__Work required__
A single number is the answer here: how many lines of the entries contain "Polyrhachis"?

__Saved entries__
** Start **

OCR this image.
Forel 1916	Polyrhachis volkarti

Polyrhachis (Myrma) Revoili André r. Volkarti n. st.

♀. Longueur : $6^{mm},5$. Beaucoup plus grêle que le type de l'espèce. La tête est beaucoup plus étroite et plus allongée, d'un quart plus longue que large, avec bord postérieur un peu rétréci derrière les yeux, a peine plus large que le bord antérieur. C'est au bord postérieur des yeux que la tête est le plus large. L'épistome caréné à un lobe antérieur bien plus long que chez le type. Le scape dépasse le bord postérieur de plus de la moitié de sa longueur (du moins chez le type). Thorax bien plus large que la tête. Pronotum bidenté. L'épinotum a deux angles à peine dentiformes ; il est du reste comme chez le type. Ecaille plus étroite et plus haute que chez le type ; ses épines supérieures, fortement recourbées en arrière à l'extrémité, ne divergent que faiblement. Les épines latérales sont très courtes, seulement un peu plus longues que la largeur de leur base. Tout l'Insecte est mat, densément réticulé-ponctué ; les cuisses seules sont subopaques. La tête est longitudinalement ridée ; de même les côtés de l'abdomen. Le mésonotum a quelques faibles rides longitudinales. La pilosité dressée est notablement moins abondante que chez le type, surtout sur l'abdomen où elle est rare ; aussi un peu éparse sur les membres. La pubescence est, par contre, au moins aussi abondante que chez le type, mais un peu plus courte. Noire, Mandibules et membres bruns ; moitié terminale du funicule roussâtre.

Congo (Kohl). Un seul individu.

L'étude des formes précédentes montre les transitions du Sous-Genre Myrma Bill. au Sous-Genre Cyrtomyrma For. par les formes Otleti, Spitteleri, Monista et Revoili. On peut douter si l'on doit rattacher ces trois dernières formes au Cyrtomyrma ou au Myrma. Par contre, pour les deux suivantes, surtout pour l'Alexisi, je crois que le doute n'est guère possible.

** End **

__Answer to this problem__
2